Input material
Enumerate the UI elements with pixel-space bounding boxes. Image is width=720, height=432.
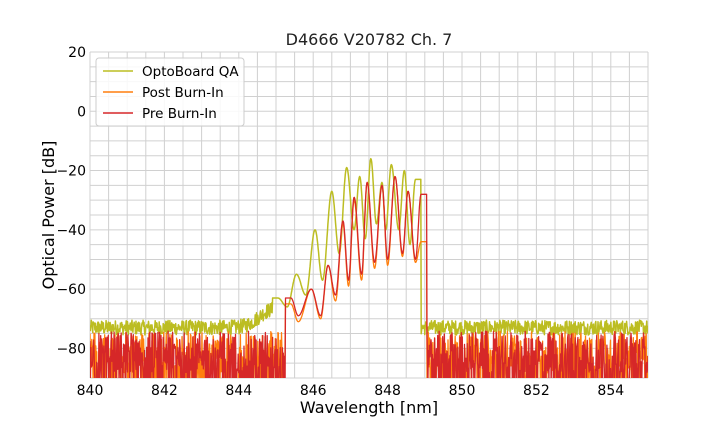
x-tick-label: 842 [151,383,178,399]
x-tick-label: 840 [77,383,104,399]
legend-label-optoboard-qa: OptoBoard QA [142,64,239,80]
x-tick-label: 854 [597,383,624,399]
series-line-optoboard-qa [90,157,648,336]
legend-box [95,57,245,127]
chart-title: D4666 V20782 Ch. 7 [286,30,453,49]
y-tick-label: −20 [56,164,86,180]
x-axis-title: Wavelength [nm] [300,398,438,417]
legend-label-pre-burn-in: Pre Burn-In [142,106,217,122]
x-tick-labels: 840 842 844 846 848 850 852 854 [77,383,625,399]
y-tick-labels: −80 −60 −40 −20 0 20 [56,45,86,357]
x-tick-label: 850 [449,383,476,399]
legend-label-post-burn-in: Post Burn-In [142,85,224,101]
y-axis-title: Optical Power [dB] [39,141,58,290]
x-tick-label: 846 [300,383,327,399]
legend: OptoBoard QA Post Burn-In Pre Burn-In [95,57,245,127]
x-tick-label: 852 [523,383,550,399]
series-line-pre-burn-in [90,175,648,378]
y-tick-label: 20 [68,45,86,61]
y-tick-label: −40 [56,223,86,239]
y-tick-label: −60 [56,282,86,298]
y-tick-label: 0 [77,104,86,120]
y-tick-label: −80 [56,341,86,357]
x-tick-label: 848 [374,383,401,399]
x-tick-label: 844 [225,383,252,399]
series-layer [90,157,648,378]
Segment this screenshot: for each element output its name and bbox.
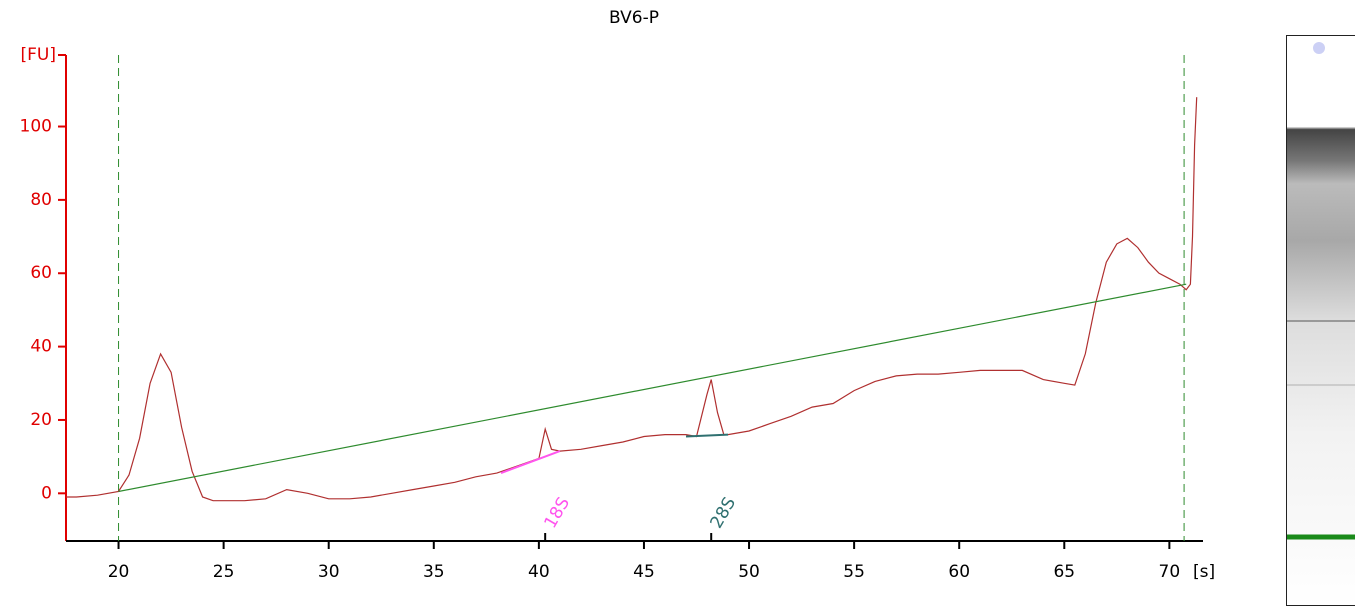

Task
Copy all of the entries above line for line, without changing any wording, and leave out the pictures.

Response for this exercise
Enumerate the UI elements with pixel-space bounding boxes. Image is width=720, height=432.
x-tick-label: 842 [151,383,178,399]
x-tick-label: 840 [77,383,104,399]
legend-label-optoboard-qa: OptoBoard QA [142,64,239,80]
x-tick-label: 854 [597,383,624,399]
series-line-optoboard-qa [90,157,648,336]
legend-box [95,57,245,127]
chart-title: D4666 V20782 Ch. 7 [286,30,453,49]
y-tick-label: −20 [56,164,86,180]
x-axis-title: Wavelength [nm] [300,398,438,417]
legend-label-pre-burn-in: Pre Burn-In [142,106,217,122]
x-tick-labels: 840 842 844 846 848 850 852 854 [77,383,625,399]
y-tick-labels: −80 −60 −40 −20 0 20 [56,45,86,357]
x-tick-label: 850 [449,383,476,399]
legend-label-post-burn-in: Post Burn-In [142,85,224,101]
y-axis-title: Optical Power [dB] [39,141,58,290]
x-tick-label: 846 [300,383,327,399]
legend: OptoBoard QA Post Burn-In Pre Burn-In [95,57,245,127]
x-tick-label: 852 [523,383,550,399]
series-line-pre-burn-in [90,175,648,378]
y-tick-label: 20 [68,45,86,61]
y-tick-label: −40 [56,223,86,239]
y-tick-label: −60 [56,282,86,298]
y-tick-label: 0 [77,104,86,120]
y-tick-label: −80 [56,341,86,357]
x-tick-label: 848 [374,383,401,399]
x-tick-label: 844 [225,383,252,399]
series-layer [90,157,648,378]
Segment this screenshot: for each element output its name and bbox.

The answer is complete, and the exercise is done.